### WHAT IS EXPECTED
Find all the lines with "content" and gather them.

__________

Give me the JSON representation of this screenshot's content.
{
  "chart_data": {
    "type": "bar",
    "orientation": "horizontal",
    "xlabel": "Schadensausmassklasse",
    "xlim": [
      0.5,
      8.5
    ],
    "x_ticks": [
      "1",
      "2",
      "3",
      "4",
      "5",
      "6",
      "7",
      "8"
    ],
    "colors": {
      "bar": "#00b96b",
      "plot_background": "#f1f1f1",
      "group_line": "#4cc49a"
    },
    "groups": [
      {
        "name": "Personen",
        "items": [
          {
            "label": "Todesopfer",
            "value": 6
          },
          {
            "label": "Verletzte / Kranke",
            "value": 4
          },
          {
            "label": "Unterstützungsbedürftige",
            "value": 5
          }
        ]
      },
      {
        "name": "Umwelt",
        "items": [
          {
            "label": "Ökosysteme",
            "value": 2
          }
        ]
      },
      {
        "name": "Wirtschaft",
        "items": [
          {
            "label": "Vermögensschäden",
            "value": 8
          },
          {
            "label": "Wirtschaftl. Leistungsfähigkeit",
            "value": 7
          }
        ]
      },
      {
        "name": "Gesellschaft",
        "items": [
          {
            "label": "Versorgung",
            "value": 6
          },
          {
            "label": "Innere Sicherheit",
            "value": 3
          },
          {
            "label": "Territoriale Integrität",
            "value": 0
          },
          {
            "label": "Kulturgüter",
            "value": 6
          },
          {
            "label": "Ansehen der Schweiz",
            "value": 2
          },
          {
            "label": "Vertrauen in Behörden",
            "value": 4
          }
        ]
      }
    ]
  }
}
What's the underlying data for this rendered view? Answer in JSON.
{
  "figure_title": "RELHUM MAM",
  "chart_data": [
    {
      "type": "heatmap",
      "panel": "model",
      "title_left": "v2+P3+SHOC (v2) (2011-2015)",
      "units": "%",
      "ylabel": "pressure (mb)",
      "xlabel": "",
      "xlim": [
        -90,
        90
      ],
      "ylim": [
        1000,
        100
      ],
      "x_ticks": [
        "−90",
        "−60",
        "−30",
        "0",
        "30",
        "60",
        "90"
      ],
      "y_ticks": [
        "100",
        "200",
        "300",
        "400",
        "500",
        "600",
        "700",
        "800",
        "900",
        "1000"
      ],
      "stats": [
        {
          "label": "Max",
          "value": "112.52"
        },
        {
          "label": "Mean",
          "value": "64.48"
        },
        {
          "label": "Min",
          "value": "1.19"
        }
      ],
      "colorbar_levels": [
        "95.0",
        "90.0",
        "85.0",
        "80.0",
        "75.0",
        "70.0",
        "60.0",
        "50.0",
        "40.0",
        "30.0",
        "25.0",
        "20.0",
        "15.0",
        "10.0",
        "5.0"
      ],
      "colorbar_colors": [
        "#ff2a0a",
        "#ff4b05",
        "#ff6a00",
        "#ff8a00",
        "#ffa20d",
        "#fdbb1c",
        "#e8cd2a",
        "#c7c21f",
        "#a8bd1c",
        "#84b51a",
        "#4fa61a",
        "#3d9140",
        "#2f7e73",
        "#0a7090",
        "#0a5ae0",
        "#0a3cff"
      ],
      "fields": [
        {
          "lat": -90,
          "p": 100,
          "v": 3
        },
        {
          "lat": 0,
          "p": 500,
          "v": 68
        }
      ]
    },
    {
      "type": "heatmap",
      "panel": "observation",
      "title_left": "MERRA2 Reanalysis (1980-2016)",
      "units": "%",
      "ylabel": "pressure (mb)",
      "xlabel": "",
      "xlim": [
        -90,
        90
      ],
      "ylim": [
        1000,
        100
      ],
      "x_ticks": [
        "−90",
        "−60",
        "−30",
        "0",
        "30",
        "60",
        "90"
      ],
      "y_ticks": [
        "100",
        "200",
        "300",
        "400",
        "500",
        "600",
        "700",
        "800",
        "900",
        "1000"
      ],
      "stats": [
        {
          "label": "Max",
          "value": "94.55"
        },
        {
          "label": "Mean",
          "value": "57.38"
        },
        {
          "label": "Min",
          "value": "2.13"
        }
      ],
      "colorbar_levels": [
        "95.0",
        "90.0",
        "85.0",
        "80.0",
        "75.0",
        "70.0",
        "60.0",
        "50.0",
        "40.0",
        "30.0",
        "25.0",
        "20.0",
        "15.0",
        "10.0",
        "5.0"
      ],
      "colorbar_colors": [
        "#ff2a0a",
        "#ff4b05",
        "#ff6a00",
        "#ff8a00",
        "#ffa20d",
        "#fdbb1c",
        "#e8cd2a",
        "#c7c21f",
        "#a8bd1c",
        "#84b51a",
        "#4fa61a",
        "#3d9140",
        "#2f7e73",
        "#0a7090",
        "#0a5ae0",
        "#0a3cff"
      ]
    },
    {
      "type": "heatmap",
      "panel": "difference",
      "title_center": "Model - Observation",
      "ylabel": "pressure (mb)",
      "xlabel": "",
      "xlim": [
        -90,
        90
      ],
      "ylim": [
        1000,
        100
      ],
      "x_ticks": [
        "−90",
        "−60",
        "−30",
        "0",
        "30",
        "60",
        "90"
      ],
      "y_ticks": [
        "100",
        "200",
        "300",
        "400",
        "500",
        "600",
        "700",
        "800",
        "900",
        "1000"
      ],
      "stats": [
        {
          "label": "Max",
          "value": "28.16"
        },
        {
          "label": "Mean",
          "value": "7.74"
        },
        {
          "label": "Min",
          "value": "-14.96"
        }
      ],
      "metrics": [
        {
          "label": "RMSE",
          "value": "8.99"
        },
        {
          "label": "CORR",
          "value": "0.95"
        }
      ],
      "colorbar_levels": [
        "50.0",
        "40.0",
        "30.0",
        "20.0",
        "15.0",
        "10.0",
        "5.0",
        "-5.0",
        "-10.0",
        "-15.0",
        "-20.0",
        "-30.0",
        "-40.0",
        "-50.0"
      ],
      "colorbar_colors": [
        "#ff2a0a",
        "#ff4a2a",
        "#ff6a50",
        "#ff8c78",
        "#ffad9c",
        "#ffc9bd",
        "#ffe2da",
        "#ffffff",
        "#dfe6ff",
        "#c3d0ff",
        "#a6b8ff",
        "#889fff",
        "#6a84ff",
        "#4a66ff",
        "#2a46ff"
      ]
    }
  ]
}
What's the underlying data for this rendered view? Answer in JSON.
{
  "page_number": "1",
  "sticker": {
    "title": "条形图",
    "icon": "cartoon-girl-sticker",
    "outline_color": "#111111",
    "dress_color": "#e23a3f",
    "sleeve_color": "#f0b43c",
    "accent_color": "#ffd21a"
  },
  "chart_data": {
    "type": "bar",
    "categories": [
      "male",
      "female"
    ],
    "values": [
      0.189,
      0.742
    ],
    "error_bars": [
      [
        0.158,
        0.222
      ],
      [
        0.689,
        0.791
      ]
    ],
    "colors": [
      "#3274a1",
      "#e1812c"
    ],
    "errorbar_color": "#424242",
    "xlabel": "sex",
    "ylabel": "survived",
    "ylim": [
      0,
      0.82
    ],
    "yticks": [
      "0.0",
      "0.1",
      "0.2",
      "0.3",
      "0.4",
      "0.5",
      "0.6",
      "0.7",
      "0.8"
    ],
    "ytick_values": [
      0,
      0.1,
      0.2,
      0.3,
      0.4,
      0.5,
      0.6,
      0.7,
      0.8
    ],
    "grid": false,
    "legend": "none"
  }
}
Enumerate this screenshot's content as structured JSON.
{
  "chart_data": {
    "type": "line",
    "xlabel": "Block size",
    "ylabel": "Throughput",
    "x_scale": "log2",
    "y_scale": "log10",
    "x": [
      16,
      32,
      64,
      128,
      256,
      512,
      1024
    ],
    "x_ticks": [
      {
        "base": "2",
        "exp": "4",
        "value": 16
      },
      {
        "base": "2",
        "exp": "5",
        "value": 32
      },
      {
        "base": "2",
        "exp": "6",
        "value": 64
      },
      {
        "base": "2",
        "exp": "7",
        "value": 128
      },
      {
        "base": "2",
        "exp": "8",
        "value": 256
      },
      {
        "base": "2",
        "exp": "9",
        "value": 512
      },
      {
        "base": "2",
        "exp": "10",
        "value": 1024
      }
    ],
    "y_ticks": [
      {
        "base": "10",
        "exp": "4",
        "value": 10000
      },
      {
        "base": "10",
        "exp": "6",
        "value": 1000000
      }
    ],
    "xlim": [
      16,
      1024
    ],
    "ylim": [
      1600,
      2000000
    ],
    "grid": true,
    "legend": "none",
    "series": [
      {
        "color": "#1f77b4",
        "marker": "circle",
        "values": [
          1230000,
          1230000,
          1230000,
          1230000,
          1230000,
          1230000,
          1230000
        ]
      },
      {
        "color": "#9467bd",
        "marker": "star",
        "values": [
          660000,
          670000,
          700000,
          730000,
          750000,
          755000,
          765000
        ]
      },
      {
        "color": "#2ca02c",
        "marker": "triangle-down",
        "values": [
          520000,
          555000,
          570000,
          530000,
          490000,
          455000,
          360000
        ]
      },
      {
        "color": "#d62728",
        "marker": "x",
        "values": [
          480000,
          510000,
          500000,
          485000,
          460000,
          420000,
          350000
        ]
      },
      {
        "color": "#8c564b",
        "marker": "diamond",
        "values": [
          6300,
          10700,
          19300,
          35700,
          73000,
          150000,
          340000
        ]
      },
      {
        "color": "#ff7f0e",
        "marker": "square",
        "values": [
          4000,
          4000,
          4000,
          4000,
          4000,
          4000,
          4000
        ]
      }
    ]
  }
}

__________

### WORKED SOLUTION
Give me the JSON representation of this screenshot's content.
Enumerate this screenshot's content as structured JSON.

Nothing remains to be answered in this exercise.